__RECORDS SHOWN__
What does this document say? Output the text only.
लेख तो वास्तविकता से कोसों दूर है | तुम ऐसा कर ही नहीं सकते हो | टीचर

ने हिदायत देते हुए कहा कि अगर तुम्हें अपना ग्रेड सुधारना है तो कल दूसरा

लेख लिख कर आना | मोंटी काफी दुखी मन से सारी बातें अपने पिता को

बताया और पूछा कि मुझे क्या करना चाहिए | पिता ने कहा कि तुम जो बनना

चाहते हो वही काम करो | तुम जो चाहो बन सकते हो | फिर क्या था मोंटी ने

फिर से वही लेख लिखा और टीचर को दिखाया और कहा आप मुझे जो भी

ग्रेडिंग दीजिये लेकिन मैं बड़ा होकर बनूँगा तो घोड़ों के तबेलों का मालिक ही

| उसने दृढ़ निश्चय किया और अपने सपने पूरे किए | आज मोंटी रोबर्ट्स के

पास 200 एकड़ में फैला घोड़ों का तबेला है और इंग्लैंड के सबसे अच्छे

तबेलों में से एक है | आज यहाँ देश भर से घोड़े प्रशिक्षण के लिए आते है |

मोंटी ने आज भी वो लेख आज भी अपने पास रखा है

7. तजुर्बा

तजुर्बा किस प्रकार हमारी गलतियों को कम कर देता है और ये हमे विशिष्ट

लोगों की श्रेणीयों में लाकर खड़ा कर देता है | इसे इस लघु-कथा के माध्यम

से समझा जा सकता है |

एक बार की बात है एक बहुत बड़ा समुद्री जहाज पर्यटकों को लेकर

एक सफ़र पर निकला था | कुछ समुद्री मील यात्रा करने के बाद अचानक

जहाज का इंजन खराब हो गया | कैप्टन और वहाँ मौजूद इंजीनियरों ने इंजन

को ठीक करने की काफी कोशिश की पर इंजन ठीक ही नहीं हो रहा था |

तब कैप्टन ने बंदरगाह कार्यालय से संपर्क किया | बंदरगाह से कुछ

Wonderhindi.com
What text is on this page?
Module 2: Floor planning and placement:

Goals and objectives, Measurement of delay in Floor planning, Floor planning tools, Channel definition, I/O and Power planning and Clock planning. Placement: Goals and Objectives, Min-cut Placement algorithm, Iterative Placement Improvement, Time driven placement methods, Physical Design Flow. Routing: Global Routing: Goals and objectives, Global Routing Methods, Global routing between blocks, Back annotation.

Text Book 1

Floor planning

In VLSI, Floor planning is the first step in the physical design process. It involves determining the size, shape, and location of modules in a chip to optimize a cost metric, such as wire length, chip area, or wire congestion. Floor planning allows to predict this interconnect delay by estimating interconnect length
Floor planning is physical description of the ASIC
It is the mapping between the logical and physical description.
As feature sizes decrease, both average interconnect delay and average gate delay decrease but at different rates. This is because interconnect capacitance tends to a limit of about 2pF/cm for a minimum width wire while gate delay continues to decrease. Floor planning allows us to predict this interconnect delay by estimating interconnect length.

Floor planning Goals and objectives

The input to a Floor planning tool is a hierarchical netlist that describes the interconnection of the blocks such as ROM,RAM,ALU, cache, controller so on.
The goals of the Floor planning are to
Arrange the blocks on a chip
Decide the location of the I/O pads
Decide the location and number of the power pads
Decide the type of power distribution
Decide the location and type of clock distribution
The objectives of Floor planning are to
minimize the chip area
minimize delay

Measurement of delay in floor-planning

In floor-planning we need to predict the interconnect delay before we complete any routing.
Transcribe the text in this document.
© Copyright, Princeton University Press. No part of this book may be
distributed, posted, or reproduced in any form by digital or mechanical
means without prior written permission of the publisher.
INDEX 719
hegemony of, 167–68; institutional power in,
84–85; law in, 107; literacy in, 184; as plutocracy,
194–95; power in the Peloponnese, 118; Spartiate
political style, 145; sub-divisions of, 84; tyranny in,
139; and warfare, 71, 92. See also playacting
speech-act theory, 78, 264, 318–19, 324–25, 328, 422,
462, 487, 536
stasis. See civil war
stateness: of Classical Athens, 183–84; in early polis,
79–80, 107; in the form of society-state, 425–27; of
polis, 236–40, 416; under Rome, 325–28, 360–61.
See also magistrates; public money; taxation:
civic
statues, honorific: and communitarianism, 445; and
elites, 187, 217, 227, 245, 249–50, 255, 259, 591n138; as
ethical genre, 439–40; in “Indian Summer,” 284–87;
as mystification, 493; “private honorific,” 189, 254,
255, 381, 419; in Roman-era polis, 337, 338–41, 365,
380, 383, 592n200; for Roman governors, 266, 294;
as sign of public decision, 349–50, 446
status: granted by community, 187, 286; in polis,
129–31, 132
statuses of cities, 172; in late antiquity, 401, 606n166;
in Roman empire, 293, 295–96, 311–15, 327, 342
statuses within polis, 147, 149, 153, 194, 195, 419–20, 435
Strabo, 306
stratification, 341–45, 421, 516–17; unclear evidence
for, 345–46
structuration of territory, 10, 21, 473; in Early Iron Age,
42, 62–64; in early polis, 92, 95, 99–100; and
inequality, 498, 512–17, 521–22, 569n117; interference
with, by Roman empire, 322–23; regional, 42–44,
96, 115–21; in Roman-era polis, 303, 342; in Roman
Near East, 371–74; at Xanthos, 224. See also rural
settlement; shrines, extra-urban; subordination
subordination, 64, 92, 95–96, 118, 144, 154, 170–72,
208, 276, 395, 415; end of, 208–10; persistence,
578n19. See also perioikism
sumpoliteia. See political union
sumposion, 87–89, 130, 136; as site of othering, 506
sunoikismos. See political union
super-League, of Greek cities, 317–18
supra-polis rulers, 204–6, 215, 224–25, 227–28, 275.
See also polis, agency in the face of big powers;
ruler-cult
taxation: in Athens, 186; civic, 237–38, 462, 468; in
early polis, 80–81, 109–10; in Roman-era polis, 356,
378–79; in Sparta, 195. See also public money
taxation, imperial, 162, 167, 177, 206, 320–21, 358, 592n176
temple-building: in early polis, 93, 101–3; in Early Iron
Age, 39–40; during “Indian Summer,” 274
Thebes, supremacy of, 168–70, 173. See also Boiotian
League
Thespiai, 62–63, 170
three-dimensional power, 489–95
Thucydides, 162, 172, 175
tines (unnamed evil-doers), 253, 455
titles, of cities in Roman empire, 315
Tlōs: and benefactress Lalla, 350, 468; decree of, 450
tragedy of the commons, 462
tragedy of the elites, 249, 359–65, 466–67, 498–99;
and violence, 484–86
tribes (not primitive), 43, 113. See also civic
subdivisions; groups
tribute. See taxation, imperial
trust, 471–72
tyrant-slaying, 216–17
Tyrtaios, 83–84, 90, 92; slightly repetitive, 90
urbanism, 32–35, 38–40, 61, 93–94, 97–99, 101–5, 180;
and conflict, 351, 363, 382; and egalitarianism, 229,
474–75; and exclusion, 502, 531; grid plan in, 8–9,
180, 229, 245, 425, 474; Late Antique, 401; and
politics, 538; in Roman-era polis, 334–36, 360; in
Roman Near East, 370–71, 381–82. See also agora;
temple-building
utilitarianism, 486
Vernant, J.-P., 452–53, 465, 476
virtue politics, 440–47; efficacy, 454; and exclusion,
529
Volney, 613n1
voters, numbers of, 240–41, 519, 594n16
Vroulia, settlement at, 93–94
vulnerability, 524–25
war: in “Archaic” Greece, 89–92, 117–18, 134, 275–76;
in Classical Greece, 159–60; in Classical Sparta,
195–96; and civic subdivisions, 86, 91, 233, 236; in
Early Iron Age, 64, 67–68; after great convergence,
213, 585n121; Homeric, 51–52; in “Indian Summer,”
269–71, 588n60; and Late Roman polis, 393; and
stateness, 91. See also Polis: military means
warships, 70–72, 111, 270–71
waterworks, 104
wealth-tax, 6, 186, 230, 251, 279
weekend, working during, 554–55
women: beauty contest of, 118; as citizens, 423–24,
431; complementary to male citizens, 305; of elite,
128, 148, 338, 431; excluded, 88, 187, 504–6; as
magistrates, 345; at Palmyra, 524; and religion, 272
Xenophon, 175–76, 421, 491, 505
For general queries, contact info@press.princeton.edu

__DIRECTIONS FOR THIS TASK__
Copy out every line that includes the word "temple".

__SOLUTION TO THIS EXERCISE__
temple-building: in early polis, 93, 101–3; in Early Iron
temple-building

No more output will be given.